[start of SOURCE MATERIAL]
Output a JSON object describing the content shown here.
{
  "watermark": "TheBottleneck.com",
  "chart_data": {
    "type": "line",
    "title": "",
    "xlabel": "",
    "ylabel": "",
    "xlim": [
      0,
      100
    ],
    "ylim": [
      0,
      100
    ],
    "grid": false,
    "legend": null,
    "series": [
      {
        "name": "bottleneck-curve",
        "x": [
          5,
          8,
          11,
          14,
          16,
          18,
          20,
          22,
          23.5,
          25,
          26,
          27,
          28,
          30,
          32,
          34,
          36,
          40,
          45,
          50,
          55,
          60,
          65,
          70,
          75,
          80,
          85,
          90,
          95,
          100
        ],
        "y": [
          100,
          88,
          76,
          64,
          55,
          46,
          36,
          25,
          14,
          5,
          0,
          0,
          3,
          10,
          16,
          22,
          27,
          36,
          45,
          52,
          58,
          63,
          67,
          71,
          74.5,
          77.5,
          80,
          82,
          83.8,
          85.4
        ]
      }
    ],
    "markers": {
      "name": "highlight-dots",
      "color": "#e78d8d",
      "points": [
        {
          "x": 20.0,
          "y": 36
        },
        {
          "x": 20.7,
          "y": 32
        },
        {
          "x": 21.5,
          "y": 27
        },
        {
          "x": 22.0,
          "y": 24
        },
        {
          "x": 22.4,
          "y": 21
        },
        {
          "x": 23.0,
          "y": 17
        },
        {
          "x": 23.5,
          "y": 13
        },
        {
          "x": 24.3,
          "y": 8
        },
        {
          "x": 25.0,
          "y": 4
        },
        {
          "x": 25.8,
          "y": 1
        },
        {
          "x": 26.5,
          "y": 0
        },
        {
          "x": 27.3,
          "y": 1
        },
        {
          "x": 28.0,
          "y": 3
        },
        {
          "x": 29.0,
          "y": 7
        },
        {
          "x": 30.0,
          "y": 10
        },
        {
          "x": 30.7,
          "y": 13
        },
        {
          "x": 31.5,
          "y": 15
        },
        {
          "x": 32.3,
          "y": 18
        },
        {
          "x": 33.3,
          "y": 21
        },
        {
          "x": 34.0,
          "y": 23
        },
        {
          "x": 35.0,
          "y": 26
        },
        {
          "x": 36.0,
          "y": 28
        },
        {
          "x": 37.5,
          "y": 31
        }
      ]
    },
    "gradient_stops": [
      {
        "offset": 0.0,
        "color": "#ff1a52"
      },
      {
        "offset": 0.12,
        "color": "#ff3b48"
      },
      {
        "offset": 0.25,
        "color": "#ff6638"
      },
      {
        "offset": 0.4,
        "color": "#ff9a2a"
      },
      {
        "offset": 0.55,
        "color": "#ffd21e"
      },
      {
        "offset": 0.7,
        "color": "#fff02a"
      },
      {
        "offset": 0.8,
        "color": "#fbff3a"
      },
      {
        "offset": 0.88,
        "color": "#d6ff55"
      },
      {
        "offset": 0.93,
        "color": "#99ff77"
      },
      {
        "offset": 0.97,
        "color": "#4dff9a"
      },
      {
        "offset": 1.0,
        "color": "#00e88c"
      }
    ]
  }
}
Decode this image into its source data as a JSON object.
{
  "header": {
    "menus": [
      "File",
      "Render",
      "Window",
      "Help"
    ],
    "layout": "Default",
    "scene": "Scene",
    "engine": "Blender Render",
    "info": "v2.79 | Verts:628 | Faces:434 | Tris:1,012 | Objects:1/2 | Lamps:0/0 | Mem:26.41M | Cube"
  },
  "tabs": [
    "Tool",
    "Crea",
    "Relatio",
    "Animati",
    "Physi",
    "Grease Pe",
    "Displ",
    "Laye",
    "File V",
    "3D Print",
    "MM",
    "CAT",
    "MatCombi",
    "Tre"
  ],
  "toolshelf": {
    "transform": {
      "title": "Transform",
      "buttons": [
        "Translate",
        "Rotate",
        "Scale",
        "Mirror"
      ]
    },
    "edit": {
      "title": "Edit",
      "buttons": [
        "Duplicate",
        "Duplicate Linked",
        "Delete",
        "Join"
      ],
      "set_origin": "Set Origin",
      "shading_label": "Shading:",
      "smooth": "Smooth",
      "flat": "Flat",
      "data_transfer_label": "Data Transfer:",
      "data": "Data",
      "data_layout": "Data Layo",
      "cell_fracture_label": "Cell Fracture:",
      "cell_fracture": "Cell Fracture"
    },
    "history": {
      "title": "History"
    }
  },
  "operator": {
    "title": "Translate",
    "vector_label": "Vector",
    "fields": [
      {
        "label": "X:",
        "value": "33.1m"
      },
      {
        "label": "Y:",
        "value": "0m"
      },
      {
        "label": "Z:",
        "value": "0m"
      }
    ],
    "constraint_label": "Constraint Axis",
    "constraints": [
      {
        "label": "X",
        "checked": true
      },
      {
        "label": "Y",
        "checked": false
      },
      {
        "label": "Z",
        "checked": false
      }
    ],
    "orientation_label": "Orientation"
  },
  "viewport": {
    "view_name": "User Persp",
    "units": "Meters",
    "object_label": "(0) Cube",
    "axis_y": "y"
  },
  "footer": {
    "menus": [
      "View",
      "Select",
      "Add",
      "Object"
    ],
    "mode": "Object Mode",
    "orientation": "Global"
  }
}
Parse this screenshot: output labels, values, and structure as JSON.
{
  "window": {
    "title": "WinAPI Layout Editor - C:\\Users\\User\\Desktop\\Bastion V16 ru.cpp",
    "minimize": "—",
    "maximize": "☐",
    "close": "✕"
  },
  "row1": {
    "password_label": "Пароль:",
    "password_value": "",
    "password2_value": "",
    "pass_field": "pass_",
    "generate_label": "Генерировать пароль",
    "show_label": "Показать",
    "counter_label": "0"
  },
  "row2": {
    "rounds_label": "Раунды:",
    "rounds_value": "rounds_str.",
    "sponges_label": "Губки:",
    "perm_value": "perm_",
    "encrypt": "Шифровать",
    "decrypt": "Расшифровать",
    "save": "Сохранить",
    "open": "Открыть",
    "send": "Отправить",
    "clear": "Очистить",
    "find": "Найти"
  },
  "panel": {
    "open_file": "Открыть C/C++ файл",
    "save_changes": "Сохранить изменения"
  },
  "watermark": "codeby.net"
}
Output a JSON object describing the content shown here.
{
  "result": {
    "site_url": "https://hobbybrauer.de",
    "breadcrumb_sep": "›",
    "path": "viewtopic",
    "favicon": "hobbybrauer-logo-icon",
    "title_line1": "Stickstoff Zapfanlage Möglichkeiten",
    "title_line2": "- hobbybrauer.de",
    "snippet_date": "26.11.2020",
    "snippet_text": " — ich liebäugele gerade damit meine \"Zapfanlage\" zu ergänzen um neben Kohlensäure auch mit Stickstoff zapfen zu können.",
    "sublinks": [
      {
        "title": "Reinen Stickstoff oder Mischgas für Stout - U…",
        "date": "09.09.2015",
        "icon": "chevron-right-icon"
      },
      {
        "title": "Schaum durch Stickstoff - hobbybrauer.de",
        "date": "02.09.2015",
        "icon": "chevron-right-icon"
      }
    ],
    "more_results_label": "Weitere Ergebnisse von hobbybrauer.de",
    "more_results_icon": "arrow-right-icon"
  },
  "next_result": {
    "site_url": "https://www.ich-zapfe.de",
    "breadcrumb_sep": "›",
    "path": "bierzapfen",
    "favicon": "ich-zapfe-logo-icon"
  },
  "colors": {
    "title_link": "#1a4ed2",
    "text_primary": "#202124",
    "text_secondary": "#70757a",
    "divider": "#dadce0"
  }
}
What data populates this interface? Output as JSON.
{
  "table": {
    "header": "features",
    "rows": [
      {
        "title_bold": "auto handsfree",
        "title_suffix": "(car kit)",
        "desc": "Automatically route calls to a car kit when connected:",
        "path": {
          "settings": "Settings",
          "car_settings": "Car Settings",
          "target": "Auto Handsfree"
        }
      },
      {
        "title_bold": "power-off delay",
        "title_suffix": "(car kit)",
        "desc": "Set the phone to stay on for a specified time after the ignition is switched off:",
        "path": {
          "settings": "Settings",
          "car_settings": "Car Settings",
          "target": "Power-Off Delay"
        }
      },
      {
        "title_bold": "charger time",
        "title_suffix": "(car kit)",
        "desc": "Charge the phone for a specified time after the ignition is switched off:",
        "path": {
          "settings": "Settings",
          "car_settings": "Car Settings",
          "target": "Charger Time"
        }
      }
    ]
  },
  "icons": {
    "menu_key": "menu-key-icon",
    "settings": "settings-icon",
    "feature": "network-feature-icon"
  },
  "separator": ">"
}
[end of SOURCE MATERIAL]
OBJECTIVE
Return each line of the data that contains the string "after".

REPLY TO THE TASK
        "desc": "Set the phone to stay on for a specified time after the ignition is switched off:",
        "desc": "Charge the phone for a specified time after the ignition is switched off:",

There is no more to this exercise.